Requirement:
From the records, pick out and copy each line containing "dung".

┄┄┄┄┄┄┄┄┄┄┄┄┄┄┄┄┄┄┄┄

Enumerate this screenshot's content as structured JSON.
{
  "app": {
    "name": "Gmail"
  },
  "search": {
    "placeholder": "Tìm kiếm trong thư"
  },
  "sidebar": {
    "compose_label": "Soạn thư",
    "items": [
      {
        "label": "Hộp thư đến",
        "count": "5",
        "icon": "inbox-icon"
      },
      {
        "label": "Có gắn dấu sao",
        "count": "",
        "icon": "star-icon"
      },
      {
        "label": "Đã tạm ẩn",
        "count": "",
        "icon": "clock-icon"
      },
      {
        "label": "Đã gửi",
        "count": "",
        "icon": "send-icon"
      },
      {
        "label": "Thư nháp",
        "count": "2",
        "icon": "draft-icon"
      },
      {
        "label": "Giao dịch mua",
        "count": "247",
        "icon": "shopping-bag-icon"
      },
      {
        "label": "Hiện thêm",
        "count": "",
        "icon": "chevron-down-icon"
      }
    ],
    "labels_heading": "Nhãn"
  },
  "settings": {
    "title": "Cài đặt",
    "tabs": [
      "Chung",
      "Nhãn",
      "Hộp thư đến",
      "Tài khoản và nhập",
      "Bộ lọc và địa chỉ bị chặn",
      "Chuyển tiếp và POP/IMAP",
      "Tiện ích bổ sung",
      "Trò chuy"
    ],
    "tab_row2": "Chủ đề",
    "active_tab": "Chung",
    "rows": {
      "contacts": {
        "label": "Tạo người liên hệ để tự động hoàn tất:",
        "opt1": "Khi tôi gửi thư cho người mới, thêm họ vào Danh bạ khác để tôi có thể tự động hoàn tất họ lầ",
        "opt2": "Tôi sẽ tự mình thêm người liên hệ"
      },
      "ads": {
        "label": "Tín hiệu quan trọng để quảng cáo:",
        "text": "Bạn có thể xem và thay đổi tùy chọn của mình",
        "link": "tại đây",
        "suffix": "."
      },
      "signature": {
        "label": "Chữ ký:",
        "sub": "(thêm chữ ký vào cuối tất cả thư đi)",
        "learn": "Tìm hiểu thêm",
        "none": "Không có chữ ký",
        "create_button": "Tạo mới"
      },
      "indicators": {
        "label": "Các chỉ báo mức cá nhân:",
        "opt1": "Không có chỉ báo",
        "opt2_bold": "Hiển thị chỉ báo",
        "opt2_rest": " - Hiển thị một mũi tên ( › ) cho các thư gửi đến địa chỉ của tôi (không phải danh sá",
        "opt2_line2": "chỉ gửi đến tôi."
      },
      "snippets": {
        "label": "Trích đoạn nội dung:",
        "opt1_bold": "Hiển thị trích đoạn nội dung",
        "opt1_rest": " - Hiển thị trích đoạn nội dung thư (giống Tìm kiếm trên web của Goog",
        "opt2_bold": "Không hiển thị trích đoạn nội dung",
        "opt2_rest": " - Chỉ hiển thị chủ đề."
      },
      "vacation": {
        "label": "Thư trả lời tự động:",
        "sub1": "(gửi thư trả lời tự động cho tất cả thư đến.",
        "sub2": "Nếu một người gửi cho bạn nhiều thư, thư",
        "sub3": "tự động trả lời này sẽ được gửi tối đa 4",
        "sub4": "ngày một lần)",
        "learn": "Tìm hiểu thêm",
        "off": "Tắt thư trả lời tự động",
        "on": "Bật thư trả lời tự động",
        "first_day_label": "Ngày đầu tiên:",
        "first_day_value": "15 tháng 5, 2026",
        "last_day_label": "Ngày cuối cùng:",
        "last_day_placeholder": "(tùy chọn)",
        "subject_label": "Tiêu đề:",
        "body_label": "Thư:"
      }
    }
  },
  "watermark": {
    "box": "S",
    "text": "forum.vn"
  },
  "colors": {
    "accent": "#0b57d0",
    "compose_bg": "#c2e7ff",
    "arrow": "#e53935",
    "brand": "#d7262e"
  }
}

┄┄┄┄┄┄┄┄┄┄┄┄┄┄┄┄┄┄┄┄

Answer below:
        "label": "Trích đoạn nội dung:",
        "opt1_bold": "Hiển thị trích đoạn nội dung",
        "opt1_rest": " - Hiển thị trích đoạn nội dung thư (giống Tìm kiếm trên web của Goog",
        "opt2_bold": "Không hiển thị trích đoạn nội dung",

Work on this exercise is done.